Collection entries:
--

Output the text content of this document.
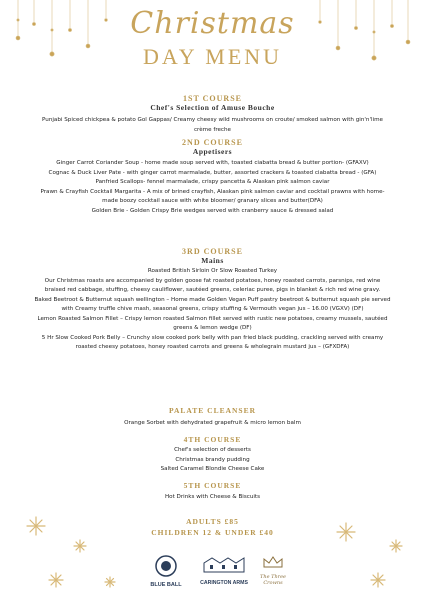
Christmas
DAY MENU
1ST COURSE
Chef's Selection of Amuse Bouche
Punjabi Spiced chickpea & potato Gol Gappas/ Creamy cheesy wild mushrooms on croute/ smoked salmon with gin'n'lime crème freche
2ND COURSE
Appetisers
Ginger Carrot Coriander Soup - home made soup served with, toasted ciabatta bread & butter portion- (GFAXV)
Cognac & Duck Liver Pate - with ginger carrot marmalade, butter, assorted crackers & toasted ciabatta bread - (GFA)
Panfried Scallops- fennel marmalade, crispy pancetta & Alaskan pink salmon caviar
Prawn & Crayfish Cocktail Margarita - A mix of brined crayfish, Alaskan pink salmon caviar and cocktail prawns with home-made boozy cocktail sauce with white bloomer/ granary slices and butter(DFA)
Golden Brie - Golden Crispy Brie wedges served with cranberry sauce & dressed salad
3RD COURSE
Mains
Roasted British Sirloin Or Slow Roasted Turkey
Our Christmas roasts are accompanied by golden goose fat roasted potatoes, honey roasted carrots, parsnips, red wine braised red cabbage, stuffing, cheesy cauliflower, sautéed greens, celeriac puree, pigs in blanket & rich red wine gravy.
Baked Beetroot & Butternut squash wellington – Home made Golden Vegan Puff pastry beetroot & butternut squash pie served with Creamy truffle chive mash, seasonal greens, crispy stuffing & Vermouth vegan jus – 16.00 (VGXV) (DF)
Lemon Roasted Salmon Fillet – Crispy lemon roasted Salmon fillet served with rustic new potatoes, creamy mussels, sautéed greens & lemon wedge (DF)
5 Hr Slow Cooked Pork Belly – Crunchy slow cooked pork belly with pan fried black pudding, crackling served with creamy roasted cheesy potatoes, honey roasted carrots and greens & wholegrain mustard jus – (GFXDFA)
PALATE CLEANSER
Orange Sorbet with dehydrated grapefruit & micro lemon balm
4TH COURSE
Chef's selection of desserts
Christmas brandy pudding
Salted Caramel Blondie Cheese Cake
5TH COURSE
Hot Drinks with Cheese & Biscuits
ADULTS £85
CHILDREN 12 & UNDER £40
BLUE BALL	CARINGTON ARMS
The Three Crowns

--

Exercise: Copy each line of the records above that carries the word "stuffing".

Result for this exercise:
Our Christmas roasts are accompanied by golden goose fat roasted potatoes, honey roasted carrots, parsnips, red wine braised red cabbage, stuffing, cheesy cauliflower, sautéed greens, celeriac puree, pigs in blanket & rich red wine gravy.
Baked Beetroot & Butternut squash wellington – Home made Golden Vegan Puff pastry beetroot & butternut squash pie served with Creamy truffle chive mash, seasonal greens, crispy stuffing & Vermouth vegan jus – 16.00 (VGXV) (DF)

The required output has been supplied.